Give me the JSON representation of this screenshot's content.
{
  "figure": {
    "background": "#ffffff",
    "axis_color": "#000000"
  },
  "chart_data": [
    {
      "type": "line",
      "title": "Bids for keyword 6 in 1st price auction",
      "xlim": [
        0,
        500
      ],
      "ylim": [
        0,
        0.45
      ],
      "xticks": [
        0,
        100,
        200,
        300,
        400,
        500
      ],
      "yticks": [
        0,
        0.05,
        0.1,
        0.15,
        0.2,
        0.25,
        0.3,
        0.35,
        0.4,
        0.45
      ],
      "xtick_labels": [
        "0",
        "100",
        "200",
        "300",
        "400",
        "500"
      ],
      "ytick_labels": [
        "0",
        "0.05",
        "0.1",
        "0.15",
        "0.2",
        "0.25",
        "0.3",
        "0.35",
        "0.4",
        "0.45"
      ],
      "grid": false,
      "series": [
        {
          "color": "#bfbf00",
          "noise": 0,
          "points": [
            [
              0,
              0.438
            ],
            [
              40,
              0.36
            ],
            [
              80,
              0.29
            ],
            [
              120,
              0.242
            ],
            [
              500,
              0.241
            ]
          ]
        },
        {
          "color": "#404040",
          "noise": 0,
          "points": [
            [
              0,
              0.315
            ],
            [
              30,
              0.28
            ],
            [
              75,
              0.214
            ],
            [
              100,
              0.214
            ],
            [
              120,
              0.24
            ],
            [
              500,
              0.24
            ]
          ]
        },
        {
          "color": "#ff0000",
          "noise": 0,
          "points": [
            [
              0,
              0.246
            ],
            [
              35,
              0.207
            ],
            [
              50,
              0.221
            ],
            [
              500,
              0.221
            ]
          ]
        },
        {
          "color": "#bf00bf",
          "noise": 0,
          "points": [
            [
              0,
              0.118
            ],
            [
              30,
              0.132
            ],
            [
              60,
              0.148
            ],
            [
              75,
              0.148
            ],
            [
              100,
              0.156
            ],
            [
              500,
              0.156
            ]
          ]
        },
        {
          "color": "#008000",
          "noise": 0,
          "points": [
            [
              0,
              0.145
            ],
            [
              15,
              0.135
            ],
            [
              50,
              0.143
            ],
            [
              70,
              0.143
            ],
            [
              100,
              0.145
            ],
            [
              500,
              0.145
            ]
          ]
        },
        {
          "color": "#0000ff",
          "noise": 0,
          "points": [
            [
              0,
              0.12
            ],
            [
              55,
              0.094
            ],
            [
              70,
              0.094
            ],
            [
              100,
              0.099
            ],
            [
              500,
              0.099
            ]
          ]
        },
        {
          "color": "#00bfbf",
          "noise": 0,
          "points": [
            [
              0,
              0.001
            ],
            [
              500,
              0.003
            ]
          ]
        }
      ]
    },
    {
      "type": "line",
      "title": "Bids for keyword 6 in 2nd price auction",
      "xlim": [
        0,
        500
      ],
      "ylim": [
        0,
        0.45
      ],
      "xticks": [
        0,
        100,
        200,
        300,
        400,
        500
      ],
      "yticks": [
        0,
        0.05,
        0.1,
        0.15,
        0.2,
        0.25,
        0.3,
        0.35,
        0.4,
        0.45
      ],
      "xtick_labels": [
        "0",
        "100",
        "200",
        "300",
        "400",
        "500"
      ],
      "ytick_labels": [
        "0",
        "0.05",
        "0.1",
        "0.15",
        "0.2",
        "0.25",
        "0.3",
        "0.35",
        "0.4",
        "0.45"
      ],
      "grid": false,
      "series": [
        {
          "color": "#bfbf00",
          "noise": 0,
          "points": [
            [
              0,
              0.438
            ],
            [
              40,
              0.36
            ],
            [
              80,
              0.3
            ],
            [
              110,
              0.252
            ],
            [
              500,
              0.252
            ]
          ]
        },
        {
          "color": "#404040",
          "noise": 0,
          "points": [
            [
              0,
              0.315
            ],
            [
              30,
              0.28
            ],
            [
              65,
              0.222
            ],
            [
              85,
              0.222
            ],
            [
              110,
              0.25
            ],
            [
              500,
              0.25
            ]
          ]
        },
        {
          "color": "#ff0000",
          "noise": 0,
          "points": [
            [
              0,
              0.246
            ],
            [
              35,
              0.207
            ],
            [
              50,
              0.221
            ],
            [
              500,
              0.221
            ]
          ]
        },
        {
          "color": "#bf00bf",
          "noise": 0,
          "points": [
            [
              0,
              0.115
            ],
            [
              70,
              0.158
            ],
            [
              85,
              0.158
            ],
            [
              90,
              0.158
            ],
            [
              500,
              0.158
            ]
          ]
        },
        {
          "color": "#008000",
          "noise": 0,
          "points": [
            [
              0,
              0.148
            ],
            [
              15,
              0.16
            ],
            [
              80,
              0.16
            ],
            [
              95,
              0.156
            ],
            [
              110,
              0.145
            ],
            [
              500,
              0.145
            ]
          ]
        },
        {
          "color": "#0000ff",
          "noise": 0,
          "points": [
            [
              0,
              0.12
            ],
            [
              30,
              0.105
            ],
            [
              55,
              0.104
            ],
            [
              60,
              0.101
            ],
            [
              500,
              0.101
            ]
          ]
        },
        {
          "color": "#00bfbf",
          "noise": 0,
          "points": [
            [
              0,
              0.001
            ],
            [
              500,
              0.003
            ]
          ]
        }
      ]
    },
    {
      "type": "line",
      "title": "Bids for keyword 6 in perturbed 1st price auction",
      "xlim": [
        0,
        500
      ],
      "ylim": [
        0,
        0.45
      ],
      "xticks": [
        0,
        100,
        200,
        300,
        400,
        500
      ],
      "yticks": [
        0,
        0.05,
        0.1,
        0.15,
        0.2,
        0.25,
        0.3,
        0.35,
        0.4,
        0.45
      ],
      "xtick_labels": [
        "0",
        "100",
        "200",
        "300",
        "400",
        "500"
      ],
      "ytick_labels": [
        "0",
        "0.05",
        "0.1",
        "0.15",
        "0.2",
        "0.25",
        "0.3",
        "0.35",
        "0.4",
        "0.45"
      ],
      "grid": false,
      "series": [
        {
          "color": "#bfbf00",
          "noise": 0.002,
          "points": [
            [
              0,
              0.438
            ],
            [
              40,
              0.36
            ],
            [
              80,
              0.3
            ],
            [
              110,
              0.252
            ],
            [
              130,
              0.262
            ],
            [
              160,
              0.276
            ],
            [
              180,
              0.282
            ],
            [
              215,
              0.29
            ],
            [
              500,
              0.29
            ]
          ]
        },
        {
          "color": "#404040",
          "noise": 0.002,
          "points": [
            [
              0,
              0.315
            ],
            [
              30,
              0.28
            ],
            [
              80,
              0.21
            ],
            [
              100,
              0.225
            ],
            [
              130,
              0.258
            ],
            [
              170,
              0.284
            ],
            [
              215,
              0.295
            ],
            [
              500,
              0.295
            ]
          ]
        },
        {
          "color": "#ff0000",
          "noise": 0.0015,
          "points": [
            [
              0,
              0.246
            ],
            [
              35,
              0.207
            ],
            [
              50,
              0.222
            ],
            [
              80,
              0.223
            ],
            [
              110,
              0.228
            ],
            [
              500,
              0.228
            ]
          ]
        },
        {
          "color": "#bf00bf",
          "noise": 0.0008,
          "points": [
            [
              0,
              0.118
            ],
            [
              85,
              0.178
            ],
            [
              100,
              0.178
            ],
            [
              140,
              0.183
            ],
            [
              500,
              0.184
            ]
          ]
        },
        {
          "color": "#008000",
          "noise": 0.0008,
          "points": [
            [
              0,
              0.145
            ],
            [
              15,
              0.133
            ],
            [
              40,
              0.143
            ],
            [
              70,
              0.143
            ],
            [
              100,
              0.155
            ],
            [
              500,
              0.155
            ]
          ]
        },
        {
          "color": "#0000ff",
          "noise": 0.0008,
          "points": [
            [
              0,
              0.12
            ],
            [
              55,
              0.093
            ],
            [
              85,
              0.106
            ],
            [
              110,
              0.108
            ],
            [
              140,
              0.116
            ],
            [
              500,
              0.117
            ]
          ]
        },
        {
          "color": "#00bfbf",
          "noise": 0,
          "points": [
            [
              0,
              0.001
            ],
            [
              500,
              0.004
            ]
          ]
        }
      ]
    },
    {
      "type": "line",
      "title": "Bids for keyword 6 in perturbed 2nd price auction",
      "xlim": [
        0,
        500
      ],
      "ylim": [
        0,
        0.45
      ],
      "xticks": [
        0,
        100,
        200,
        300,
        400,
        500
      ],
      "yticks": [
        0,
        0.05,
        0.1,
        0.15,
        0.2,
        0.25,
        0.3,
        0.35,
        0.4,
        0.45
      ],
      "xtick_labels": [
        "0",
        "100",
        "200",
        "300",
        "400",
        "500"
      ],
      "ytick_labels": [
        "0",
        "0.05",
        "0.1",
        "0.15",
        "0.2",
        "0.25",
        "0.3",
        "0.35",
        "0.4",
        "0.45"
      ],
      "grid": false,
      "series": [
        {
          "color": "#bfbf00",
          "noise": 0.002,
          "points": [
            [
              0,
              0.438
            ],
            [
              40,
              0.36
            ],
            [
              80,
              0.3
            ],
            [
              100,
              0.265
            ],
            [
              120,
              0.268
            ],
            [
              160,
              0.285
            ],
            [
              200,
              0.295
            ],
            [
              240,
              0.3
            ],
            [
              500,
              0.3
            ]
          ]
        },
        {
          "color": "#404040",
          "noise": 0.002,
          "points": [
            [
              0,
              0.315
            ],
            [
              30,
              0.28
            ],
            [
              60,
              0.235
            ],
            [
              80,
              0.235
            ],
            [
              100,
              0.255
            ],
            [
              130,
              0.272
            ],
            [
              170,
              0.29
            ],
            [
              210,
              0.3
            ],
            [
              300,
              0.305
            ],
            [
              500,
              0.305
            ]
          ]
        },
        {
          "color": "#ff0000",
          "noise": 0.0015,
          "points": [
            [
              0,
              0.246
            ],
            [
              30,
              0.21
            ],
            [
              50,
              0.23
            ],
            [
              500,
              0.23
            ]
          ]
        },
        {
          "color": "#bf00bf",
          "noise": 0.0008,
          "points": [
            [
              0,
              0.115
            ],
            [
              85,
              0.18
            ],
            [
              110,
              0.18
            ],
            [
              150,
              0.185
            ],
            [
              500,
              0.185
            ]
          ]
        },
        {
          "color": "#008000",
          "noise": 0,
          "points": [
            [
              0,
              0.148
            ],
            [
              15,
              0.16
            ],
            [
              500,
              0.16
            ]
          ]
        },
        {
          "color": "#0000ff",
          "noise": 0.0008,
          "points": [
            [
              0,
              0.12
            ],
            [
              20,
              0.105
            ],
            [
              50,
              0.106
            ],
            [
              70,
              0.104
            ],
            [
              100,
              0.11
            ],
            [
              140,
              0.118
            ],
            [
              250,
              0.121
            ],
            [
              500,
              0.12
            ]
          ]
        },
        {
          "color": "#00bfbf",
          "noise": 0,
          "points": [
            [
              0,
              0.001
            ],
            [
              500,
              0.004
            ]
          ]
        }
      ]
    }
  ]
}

PROBLEM REQUIREMENTS: Which lines hold the word "price"? Copy every one of them.

ANSWER IN FULL:
      "title": "Bids for keyword 6 in 1st price auction",
      "title": "Bids for keyword 6 in 2nd price auction",
      "title": "Bids for keyword 6 in perturbed 1st price auction",
      "title": "Bids for keyword 6 in perturbed 2nd price auction",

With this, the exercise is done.